Source text:

3. DNA Constructs and Real-time Quantitative PCR (RT-qPCR)
DNA constructs encoding vertebrate proteins were used for cell transfection, and RT-qPCR was used to analyze the expression levels of various inflammatory factors such as CCL2 and TNFα in hippocampal tissue.
4. Live Cell Imaging and Electrophysiological Recording
Through live cell imaging and electrophysiological recording methods, the research team investigated the real-time effects of CCL2 on GluA1 surface expression and synaptic transmission. GluA1 constructs containing pH-sensitive green fluorescent protein (super ecliptic pHluorin, SEP) were introduced to directly observe the expression and changes of GluA1 on the synaptic surface.
5. Western Blot and Immunocytochemistry
Western blot techniques were used to quantify related proteins and their phosphorylation levels in hippocampal tissue, and immunocytochemistry methods were used to study the expression regions and intensity of GluA1 on the neuronal surface.
Research Results
The research results showed that exogenous CCL2 application significantly increased the surface expression of GluA1 in cultured hippocampal neurons, and this effect was mediated through CCR2. Specifically:
1. SEP-GluA1 Live Cell Imaging
Five minutes after CCL2 treatment, the spot area and fluorescence intensity of SEP-GluA1 increased significantly. This effect was blocked by the addition of the CCR2 antagonist RS504393, indicating that CCL2-induced GluA1 surface expression depends on CCR2.
2. Immunofluorescence Staining of GluA1 Surface Expression
CCL2 treatment significantly increased the total area and total intensity of surface GluA1 in cultured hippocampal neurons, while this increase was completely blocked in CCR2 knockout mice. Additionally, in the hippocampal tissue of LPS-treated mice, the membrane-associated levels of GluA1 and phosphorylation levels at Ser831 and Ser845 sites were significantly increased, and these effects were blocked in CCR2 knockout mice.
3. Electrophysiology and Calcium Imaging
Through whole-cell patch-clamp recording, CCL2 significantly increased the frequency of miniature excitatory postsynaptic currents (mEPSCs) in cultured hippocampal neurons, but these effects were blocked in CCR2 knockout mice. Furthermore, calcium imaging results showed that CCL2 treatment greatly increased the frequency of calcium transients in hippocampal neurons, a process mediated by the Gαq signaling pathway and activated by calcium/calmodulin-dependent protein kinase II (CaMKII).

[Page segmentation data]

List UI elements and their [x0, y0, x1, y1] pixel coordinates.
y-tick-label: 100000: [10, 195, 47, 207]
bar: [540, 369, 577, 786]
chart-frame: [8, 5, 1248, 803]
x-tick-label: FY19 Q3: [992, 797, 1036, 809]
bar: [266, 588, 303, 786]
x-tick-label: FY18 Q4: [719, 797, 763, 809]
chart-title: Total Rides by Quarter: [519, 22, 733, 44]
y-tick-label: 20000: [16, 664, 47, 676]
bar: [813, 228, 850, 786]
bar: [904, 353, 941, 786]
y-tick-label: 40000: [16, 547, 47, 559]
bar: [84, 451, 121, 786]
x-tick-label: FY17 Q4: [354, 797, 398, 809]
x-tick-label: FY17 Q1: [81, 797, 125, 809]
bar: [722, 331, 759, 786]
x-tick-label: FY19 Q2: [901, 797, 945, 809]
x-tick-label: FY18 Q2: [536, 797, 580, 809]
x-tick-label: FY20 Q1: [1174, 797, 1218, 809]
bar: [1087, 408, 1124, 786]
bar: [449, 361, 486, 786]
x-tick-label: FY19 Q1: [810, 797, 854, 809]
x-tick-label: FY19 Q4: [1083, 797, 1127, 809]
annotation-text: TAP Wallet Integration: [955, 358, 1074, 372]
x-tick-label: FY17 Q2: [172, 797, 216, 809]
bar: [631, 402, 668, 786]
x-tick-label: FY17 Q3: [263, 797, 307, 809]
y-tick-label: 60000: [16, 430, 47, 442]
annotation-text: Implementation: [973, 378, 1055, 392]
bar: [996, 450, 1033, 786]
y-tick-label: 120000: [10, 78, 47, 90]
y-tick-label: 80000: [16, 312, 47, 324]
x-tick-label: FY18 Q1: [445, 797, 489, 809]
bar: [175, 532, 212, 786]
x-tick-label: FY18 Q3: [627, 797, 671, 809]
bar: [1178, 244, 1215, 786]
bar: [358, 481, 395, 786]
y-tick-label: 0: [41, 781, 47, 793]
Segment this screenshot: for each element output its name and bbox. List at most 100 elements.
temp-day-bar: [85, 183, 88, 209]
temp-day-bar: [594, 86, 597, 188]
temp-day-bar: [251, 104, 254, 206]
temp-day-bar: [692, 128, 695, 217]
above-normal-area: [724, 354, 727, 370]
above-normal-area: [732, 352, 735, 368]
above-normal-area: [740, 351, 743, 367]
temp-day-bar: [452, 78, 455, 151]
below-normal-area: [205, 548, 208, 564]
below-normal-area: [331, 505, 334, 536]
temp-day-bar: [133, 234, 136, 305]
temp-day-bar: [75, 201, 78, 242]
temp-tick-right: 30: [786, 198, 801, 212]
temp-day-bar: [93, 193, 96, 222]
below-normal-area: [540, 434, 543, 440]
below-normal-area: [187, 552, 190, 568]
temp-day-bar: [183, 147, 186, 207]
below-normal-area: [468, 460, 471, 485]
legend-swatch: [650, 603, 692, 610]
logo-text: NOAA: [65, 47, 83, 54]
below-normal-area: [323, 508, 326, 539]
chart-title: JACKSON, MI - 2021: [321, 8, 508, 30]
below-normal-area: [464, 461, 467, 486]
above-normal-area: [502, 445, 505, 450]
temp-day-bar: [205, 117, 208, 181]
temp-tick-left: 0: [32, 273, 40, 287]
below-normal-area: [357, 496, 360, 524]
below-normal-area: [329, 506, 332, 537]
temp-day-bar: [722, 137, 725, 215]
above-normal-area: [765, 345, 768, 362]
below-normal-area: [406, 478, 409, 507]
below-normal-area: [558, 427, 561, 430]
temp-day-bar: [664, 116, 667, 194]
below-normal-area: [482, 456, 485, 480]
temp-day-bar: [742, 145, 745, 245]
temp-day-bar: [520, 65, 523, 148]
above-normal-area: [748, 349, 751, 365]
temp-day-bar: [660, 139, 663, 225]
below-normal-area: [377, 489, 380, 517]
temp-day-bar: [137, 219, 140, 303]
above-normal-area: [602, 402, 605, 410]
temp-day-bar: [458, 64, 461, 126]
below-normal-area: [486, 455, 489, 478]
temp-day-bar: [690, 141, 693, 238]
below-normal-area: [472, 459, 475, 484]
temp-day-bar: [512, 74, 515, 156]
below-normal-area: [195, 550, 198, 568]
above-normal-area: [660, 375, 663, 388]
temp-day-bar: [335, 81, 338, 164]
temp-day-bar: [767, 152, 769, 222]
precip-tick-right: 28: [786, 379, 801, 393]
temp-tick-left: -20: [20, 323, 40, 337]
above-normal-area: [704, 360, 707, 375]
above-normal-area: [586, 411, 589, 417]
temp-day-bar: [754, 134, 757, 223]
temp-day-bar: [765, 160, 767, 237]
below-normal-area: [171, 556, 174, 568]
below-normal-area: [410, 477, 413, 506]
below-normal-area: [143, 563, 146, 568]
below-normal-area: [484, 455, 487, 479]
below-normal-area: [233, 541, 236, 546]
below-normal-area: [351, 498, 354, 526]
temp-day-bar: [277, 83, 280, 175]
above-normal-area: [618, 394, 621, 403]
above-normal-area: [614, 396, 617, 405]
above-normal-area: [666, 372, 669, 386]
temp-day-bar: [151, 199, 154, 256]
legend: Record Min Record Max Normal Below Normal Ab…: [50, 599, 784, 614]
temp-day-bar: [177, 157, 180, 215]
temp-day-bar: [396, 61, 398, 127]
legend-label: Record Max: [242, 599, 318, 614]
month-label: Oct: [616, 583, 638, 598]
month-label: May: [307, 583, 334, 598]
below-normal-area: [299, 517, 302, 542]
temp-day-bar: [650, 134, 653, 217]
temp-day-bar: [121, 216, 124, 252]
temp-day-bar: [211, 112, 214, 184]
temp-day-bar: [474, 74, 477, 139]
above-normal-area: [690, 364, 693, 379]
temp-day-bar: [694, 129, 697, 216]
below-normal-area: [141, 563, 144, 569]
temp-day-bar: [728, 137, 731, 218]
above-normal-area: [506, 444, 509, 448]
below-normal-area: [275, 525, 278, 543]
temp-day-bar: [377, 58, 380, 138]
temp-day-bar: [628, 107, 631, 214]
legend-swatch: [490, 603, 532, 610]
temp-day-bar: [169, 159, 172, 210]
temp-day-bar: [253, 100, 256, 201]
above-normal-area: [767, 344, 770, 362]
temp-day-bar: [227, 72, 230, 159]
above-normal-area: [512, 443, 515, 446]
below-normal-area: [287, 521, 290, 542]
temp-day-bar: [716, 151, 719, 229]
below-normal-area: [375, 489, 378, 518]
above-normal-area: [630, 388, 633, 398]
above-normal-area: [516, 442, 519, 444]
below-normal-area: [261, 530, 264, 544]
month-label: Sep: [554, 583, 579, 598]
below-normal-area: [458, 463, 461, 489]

Problems to solve:
a – Using the CCL2 study excerpt above, decide whether each statement agrees with it, answering yes or no and quoting the words that settle it: (i) The CCR2 antagonist RS504393 blocked the CCL2-induced rise in SEP-GluA1 spot area and fluorescence intensity. (ii) Western blot was the method used to study the expression regions of GluA1 on the neuronal surface. (iii) CCL2 lowered the frequency of mEPSCs in cultured hippocampal neurons.
b – Extend the CCL2 study excerpt above, picking up right after its final sentence.

Answer section:
a –
(i) Yes: "This effect was blocked by the addition of the CCR2 antagonist RS504393"
(ii) No: "immunocytochemistry methods were used to study the expression regions and intensity of GluA1 on the neuronal surface"
(iii) No: "CCL2 significantly increased the frequency of miniature excitatory postsynaptic currents (mEPSCs) in cultured hippocampal neurons"

b –
Research Conclusions and Significance
This study elucidates the mechanism by which CCL2 regulates GluA1 membrane expression and excitatory synaptic transmission through CCR2 and the downstream Gαq, Ca^2+, and CaMKII signaling pathways. This finding not only deepens our understanding of the molecular mechanisms by which chemokines regulate synaptic transmission but also provides new perspectives for exploring therapeutic strategies for neurological diseases associated with neuroinflammation in the future.
Research Highlights
The highlights of this research include: 1. Precise analysis of the molecular mechanism by which CCL2 regulates GluA1 surface expression through CCR2 and the CaMKII signaling pathway. 2. Provision of a systematic research method combining in vivo and in vitro experiments, which helps to comprehensively evaluate the role of CCL2 in different neuron types. 3. Proposal of a novel regulatory pathway for modulating synaptic plasticity under neuroinflammatory conditions.
The mechanism revealed in this study may be widely applicable to various neuron types and provides important references for in-depth research on the mechanisms of action of chemokines and their roles in regulating nervous system functions. Future research can further explore the specific roles of more chemokines and cytokines in regulating synaptic transmission and neuronal excitability, as well as their potential clinical application value.